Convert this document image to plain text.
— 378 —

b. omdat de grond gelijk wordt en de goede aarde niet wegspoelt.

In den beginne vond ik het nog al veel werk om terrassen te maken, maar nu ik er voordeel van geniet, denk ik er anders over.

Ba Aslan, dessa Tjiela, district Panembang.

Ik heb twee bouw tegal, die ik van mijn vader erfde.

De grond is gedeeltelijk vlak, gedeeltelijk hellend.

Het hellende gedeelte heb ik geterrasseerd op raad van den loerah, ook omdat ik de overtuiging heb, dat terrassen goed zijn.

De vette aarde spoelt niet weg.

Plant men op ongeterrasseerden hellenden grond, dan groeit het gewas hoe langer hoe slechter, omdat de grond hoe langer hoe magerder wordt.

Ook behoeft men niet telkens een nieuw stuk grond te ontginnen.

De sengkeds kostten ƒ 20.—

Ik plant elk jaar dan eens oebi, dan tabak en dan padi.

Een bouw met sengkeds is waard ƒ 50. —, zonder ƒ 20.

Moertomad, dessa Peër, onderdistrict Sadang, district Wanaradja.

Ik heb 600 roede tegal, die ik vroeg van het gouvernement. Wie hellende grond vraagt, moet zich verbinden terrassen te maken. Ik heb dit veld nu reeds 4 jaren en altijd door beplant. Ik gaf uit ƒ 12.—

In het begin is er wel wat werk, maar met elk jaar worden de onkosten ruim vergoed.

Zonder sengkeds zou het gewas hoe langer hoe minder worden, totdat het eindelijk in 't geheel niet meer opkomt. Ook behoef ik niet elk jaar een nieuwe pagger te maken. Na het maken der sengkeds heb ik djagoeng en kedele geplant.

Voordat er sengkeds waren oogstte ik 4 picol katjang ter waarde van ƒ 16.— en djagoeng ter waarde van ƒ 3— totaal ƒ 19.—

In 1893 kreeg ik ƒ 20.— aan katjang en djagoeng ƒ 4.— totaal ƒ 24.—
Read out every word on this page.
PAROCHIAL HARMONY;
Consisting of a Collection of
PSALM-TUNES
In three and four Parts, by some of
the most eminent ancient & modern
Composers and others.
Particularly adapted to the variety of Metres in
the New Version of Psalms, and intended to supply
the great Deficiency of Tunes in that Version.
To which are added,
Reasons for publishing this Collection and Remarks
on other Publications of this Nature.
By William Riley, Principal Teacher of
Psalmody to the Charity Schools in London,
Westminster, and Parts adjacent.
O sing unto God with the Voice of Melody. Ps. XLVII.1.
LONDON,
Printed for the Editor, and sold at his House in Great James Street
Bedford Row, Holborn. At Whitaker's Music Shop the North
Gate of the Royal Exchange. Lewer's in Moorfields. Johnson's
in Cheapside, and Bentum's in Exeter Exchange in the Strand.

What is required. Each of the records should be retyped exactly.

Final answer.
Convert this document image to plain text.
— 378 —

b. omdat de grond gelijk wordt en de goede aarde niet wegspoelt.

In den beginne vond ik het nog al veel werk om terrassen te maken, maar nu ik er voordeel van geniet, denk ik er anders over.

Ba Aslan, dessa Tjiela, district Panembang.

Ik heb twee bouw tegal, die ik van mijn vader erfde.

De grond is gedeeltelijk vlak, gedeeltelijk hellend.

Het hellende gedeelte heb ik geterrasseerd op raad van den loerah, ook omdat ik de overtuiging heb, dat terrassen goed zijn.

De vette aarde spoelt niet weg.

Plant men op ongeterrasseerden hellenden grond, dan groeit het gewas hoe langer hoe slechter, omdat de grond hoe langer hoe magerder wordt.

Ook behoeft men niet telkens een nieuw stuk grond te ontginnen.

De sengkeds kostten ƒ 20.—

Ik plant elk jaar dan eens oebi, dan tabak en dan padi.

Een bouw met sengkeds is waard ƒ 50. —, zonder ƒ 20.

Moertomad, dessa Peër, onderdistrict Sadang, district Wanaradja.

Ik heb 600 roede tegal, die ik vroeg van het gouvernement. Wie hellende grond vraagt, moet zich verbinden terrassen te maken. Ik heb dit veld nu reeds 4 jaren en altijd door beplant. Ik gaf uit ƒ 12.—

In het begin is er wel wat werk, maar met elk jaar worden de onkosten ruim vergoed.

Zonder sengkeds zou het gewas hoe langer hoe minder worden, totdat het eindelijk in 't geheel niet meer opkomt. Ook behoef ik niet elk jaar een nieuwe pagger te maken. Na het maken der sengkeds heb ik djagoeng en kedele geplant.

Voordat er sengkeds waren oogstte ik 4 picol katjang ter waarde van ƒ 16.— en djagoeng ter waarde van ƒ 3— totaal ƒ 19.—

In 1893 kreeg ik ƒ 20.— aan katjang en djagoeng ƒ 4.— totaal ƒ 24.—
Read out every word on this page.
PAROCHIAL HARMONY;
Consisting of a Collection of
PSALM-TUNES
In three and four Parts, by some of
the most eminent ancient & modern
Composers and others.
Particularly adapted to the variety of Metres in
the New Version of Psalms, and intended to supply
the great Deficiency of Tunes in that Version.
To which are added,
Reasons for publishing this Collection and Remarks
on other Publications of this Nature.
By William Riley, Principal Teacher of
Psalmody to the Charity Schools in London,
Westminster, and Parts adjacent.
O sing unto God with the Voice of Melody. Ps. XLVII.1.
LONDON,
Printed for the Editor, and sold at his House in Great James Street
Bedford Row, Holborn. At Whitaker's Music Shop the North
Gate of the Royal Exchange. Lewer's in Moorfields. Johnson's
in Cheapside, and Bentum's in Exeter Exchange in the Strand.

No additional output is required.